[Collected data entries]
----
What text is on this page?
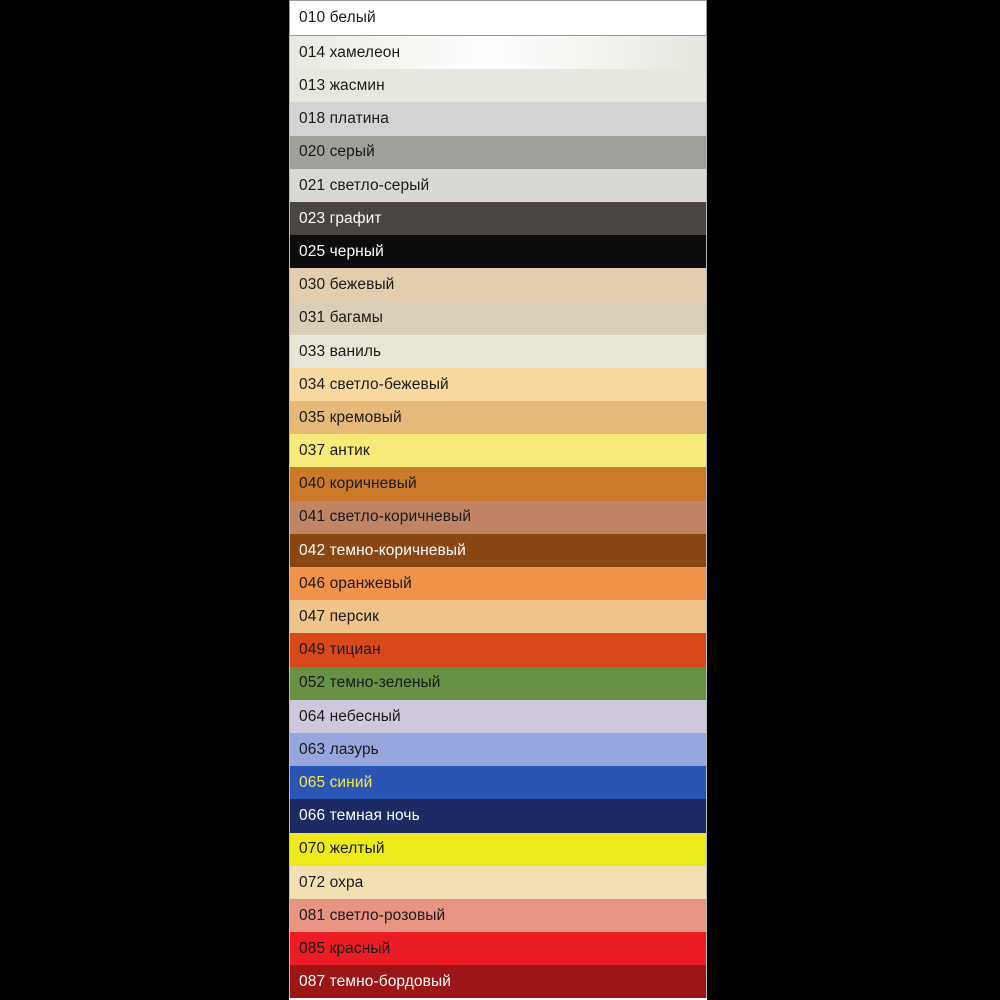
010 белый
014 хамелеон
013 жасмин
018 платина
020 серый
021 светло-серый
023 графит
025 черный
030 бежевый
031 багамы
033 ваниль
034 светло-бежевый
035 кремовый
037 антик
040 коричневый
041 светло-коричневый
042 темно-коричневый
046 оранжевый
047 персик
049 тициан
052 темно-зеленый
064 небесный
063 лазурь
065 синий
066 темная ночь
070 желтый
072 охра
081 светло-розовый
085 красный
087 темно-бордовый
----
## Task prompt
Reproduce each line exactly, please, except for any pictures.

## Solution for this problem
What text is on this page?
010 белый
014 хамелеон
013 жасмин
018 платина
020 серый
021 светло-серый
023 графит
025 черный
030 бежевый
031 багамы
033 ваниль
034 светло-бежевый
035 кремовый
037 антик
040 коричневый
041 светло-коричневый
042 темно-коричневый
046 оранжевый
047 персик
049 тициан
052 темно-зеленый
064 небесный
063 лазурь
065 синий
066 темная ночь
070 желтый
072 охра
081 светло-розовый
085 красный
087 темно-бордовый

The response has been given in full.